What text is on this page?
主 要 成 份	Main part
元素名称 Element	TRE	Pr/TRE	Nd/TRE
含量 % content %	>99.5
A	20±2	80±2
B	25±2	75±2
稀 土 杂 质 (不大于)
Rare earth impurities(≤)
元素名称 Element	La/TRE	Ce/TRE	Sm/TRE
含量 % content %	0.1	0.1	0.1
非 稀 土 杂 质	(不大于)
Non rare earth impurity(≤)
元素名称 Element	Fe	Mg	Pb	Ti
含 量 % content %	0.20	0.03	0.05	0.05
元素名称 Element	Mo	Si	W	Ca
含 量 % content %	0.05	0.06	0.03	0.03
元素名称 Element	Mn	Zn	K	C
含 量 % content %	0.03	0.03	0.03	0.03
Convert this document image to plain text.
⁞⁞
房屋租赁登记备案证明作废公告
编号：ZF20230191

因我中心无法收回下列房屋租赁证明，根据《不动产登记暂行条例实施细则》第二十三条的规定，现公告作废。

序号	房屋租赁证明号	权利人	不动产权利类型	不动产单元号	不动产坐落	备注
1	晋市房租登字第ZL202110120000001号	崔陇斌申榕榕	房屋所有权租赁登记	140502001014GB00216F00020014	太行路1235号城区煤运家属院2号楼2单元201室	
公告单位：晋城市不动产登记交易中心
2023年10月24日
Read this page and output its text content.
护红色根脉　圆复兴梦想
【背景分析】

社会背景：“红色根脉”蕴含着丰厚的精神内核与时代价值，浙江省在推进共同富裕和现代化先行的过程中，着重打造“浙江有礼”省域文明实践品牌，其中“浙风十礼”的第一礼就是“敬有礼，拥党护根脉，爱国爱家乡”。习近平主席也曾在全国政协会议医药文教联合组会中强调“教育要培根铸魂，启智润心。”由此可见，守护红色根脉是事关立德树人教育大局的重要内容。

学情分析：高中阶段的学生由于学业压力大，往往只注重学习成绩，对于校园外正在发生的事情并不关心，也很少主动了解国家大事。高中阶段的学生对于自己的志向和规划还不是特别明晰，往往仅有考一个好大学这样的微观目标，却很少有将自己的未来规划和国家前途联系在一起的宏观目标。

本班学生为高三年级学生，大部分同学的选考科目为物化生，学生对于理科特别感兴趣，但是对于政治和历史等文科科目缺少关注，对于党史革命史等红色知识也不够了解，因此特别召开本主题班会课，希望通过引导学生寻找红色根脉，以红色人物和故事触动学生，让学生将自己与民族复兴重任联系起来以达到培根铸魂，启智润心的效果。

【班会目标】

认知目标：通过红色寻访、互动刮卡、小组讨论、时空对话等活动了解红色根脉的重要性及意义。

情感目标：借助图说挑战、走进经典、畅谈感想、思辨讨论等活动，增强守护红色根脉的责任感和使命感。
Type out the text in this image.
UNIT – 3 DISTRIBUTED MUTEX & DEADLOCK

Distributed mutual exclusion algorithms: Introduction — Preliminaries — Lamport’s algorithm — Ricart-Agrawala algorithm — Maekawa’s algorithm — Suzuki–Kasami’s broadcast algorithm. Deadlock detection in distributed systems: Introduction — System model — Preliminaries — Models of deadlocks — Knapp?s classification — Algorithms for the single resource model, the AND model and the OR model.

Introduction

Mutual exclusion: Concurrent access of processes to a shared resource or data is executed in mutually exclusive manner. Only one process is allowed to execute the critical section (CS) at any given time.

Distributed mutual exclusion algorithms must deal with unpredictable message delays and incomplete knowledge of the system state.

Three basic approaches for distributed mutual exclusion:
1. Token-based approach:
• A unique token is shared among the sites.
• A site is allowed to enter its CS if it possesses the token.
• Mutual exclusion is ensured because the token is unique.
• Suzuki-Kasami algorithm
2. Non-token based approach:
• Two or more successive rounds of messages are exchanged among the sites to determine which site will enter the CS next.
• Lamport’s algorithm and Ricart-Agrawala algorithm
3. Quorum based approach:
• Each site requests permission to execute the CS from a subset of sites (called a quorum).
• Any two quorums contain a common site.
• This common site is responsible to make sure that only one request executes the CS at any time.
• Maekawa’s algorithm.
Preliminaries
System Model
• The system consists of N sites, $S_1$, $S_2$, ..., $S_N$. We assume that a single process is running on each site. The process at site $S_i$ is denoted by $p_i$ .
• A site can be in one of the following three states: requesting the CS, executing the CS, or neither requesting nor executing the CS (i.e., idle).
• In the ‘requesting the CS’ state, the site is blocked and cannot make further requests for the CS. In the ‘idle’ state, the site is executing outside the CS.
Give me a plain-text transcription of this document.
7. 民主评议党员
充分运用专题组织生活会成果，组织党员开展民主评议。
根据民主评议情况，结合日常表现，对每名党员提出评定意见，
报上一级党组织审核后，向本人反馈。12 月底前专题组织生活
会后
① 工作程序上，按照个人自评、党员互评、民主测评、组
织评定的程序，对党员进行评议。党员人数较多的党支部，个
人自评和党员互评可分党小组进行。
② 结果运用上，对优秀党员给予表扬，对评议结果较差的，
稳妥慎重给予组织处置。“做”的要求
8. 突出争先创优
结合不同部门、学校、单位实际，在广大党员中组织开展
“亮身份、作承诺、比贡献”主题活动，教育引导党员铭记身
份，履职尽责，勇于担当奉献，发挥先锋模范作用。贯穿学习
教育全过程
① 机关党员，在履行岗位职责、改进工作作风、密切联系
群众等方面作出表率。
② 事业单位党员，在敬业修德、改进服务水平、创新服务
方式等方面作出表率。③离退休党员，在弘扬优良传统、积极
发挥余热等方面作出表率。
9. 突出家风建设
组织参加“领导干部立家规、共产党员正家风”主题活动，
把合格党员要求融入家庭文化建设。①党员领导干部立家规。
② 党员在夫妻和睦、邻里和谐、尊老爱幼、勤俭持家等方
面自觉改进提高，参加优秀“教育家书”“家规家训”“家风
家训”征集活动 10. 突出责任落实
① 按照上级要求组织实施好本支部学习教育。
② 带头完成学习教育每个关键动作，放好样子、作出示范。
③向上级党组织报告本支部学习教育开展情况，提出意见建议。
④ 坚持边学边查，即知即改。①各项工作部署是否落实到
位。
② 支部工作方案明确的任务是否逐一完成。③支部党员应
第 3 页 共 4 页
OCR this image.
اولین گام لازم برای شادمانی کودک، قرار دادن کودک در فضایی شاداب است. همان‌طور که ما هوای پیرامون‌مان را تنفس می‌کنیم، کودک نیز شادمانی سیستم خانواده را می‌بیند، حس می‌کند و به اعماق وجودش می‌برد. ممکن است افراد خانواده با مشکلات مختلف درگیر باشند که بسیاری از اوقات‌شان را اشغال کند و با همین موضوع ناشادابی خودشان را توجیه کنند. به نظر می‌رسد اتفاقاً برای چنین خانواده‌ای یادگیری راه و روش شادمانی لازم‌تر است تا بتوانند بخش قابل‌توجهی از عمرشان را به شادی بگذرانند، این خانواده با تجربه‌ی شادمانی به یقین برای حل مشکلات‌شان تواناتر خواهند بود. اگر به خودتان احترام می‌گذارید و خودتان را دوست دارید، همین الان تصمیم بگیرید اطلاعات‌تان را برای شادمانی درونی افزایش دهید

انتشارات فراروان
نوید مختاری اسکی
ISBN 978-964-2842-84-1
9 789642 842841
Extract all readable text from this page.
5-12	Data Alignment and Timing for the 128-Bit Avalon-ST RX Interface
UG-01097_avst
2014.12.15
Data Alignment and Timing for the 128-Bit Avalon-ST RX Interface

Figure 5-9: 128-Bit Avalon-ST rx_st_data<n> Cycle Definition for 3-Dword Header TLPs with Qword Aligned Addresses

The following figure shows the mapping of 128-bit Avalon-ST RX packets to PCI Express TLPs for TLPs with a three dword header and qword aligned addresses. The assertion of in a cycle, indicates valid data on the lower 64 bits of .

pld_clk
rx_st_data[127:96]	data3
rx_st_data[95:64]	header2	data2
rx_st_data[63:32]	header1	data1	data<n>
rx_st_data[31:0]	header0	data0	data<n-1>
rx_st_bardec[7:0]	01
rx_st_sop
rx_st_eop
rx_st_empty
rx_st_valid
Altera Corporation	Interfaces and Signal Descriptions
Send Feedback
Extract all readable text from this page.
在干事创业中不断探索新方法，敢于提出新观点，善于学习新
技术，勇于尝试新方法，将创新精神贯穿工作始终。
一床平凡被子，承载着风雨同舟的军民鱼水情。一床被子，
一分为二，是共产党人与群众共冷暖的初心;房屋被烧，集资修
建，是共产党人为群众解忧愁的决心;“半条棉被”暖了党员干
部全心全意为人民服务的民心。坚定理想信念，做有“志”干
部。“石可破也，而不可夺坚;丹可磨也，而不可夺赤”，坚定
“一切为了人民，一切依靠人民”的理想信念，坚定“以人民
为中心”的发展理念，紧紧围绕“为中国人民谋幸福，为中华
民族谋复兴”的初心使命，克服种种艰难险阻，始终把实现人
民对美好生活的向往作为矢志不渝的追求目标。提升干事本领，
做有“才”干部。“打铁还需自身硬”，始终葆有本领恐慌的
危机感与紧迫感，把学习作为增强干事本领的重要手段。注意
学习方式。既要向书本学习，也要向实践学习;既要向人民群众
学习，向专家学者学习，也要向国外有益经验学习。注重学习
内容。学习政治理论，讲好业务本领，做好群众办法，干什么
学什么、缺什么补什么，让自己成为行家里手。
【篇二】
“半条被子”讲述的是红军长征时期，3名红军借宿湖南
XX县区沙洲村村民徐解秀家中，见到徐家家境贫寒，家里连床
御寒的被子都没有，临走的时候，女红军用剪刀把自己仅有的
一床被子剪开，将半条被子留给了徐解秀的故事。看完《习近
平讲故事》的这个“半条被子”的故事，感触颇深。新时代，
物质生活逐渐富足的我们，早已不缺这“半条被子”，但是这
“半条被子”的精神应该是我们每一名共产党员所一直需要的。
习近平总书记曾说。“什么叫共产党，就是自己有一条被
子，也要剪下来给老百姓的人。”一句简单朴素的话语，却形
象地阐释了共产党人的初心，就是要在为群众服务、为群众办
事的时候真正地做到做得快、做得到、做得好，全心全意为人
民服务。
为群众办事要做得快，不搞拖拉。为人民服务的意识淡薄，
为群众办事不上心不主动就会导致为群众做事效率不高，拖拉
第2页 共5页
━━━━━━━━
▶ _Aim of the exercise_
Pick out and copy every line that contains the word "Suzuki".

▶ _Solution to this problem_
Distributed mutual exclusion algorithms: Introduction — Preliminaries — Lamport’s algorithm — Ricart-Agrawala algorithm — Maekawa’s algorithm — Suzuki–Kasami’s broadcast algorithm. Deadlock detection in distributed systems: Introduction — System model — Preliminaries — Models of deadlocks — Knapp?s classification — Algorithms for the single resource model, the AND model and the OR model.
• Suzuki-Kasami algorithm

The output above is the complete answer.